Source records:
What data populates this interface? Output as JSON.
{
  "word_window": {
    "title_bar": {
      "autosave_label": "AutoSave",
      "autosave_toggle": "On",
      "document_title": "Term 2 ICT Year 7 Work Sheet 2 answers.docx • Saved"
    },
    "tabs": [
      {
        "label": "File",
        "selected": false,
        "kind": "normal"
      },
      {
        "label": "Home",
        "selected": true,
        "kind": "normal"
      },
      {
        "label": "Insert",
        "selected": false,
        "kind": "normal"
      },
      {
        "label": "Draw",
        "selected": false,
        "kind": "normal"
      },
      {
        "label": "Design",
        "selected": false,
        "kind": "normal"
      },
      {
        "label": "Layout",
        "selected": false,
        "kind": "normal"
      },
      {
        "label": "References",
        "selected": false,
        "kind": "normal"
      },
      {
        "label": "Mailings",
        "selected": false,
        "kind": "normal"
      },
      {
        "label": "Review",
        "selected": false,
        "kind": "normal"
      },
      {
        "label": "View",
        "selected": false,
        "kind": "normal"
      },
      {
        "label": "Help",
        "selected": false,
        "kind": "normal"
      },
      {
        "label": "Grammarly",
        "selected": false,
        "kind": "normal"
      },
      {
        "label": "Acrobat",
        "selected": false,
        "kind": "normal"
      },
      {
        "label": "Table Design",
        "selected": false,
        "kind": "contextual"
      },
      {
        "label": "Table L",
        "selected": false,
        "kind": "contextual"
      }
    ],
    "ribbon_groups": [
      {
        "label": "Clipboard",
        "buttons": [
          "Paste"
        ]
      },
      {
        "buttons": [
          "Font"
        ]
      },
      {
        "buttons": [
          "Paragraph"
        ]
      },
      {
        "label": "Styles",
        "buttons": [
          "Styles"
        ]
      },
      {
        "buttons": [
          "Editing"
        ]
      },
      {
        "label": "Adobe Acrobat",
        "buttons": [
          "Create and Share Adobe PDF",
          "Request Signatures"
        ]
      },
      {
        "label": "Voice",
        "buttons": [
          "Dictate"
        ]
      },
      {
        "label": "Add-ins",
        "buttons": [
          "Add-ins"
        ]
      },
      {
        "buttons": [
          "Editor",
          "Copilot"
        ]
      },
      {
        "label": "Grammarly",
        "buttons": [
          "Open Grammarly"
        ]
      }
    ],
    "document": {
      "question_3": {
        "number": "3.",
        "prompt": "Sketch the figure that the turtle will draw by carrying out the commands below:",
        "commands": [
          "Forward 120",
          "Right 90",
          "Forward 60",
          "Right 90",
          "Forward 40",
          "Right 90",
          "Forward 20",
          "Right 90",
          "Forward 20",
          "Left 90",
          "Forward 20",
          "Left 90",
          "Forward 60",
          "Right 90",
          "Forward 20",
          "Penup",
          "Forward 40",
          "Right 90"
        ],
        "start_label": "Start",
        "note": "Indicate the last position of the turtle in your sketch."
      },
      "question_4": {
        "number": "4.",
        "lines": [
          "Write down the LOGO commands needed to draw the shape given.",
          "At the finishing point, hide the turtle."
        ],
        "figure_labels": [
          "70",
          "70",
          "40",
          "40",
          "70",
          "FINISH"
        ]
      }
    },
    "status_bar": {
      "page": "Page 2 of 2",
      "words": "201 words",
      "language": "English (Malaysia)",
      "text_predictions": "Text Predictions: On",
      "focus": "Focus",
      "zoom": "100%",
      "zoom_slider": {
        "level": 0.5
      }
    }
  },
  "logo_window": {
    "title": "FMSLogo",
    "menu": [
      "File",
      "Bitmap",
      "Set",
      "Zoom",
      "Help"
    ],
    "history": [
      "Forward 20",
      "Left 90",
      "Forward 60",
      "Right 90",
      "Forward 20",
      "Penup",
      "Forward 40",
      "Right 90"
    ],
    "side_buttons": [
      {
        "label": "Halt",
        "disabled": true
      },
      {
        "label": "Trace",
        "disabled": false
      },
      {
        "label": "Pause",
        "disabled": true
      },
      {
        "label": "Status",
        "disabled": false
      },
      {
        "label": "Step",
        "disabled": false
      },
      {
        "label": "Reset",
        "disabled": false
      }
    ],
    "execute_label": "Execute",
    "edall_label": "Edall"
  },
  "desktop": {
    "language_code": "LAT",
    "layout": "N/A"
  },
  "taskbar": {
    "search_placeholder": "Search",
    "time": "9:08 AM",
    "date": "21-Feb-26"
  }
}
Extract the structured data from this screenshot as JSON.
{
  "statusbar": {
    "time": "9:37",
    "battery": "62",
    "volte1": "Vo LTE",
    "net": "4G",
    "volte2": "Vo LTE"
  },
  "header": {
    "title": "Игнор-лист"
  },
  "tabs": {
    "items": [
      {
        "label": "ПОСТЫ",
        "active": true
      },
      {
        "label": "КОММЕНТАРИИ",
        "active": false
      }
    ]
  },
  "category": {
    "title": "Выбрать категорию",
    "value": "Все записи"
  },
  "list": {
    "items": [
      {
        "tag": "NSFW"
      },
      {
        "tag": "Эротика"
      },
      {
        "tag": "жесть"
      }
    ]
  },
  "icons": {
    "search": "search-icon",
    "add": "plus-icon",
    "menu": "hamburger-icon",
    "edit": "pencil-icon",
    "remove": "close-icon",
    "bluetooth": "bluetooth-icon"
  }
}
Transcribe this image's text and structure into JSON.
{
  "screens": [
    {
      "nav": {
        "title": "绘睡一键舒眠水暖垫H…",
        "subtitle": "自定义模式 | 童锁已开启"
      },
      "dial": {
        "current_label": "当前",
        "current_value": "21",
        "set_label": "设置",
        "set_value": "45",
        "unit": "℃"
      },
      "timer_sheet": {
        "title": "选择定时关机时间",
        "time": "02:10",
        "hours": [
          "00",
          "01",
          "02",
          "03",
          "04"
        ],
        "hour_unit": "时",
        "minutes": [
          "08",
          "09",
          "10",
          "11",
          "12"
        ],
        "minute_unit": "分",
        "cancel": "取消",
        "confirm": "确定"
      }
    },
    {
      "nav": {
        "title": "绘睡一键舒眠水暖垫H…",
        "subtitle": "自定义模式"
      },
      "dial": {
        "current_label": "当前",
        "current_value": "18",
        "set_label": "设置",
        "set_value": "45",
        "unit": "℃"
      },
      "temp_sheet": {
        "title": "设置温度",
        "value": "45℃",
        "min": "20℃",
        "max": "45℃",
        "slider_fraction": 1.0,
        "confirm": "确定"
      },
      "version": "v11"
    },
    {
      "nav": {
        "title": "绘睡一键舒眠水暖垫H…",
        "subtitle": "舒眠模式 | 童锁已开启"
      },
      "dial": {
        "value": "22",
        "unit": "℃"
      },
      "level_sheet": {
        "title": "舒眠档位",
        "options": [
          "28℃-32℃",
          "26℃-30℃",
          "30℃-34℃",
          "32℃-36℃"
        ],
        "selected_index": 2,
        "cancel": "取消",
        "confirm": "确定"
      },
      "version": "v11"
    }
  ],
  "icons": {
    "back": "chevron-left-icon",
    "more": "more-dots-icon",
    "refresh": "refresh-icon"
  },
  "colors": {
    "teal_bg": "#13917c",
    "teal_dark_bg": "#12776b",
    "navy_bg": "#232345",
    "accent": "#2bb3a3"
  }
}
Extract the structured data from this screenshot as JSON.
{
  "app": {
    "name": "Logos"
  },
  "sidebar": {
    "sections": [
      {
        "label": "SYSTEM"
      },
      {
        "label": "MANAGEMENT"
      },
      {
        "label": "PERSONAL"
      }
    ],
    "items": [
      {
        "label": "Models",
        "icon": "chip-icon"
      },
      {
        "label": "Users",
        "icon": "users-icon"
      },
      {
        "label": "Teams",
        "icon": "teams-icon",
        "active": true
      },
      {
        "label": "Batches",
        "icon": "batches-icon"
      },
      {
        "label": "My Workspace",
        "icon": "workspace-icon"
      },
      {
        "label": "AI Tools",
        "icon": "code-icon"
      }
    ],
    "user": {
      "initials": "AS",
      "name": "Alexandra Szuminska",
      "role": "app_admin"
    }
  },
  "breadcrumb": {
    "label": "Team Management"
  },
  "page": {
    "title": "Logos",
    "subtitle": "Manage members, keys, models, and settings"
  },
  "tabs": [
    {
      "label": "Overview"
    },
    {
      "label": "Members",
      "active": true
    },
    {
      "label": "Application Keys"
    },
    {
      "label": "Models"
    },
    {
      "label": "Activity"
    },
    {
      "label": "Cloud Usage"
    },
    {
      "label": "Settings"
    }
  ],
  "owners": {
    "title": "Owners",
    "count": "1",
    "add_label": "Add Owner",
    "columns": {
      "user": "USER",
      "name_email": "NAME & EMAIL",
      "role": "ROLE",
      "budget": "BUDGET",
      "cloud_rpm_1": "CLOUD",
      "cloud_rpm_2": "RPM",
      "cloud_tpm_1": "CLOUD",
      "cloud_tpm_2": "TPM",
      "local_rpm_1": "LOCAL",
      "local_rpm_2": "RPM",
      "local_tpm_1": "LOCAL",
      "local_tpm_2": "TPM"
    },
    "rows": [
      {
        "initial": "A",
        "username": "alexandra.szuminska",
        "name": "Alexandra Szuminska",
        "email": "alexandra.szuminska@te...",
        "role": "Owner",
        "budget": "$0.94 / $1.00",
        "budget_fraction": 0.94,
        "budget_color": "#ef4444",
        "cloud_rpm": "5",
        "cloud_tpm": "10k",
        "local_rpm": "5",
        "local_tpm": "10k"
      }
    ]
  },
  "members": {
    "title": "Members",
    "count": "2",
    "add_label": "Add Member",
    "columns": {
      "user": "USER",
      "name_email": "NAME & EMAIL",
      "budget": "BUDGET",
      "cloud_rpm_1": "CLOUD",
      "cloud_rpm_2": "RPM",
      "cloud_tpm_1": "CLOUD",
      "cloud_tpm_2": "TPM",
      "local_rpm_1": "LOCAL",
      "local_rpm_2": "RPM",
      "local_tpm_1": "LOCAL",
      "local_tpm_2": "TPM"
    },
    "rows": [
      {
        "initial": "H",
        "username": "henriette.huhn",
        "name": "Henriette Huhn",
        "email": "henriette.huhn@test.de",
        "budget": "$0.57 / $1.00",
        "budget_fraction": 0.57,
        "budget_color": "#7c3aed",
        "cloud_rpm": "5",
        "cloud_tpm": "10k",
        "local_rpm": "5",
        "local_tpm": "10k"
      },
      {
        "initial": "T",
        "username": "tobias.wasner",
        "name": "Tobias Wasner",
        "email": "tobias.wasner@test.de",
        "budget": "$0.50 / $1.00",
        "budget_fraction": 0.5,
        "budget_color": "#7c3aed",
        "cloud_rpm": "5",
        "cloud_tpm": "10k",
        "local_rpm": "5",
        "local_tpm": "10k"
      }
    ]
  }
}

[REQUIREMENTS]
List all lines in the material containing the string "commands".

[SOLUTION BELOW]
        "prompt": "Sketch the figure that the turtle will draw by carrying out the commands below:",
        "commands": [
          "Write down the LOGO commands needed to draw the shape given.",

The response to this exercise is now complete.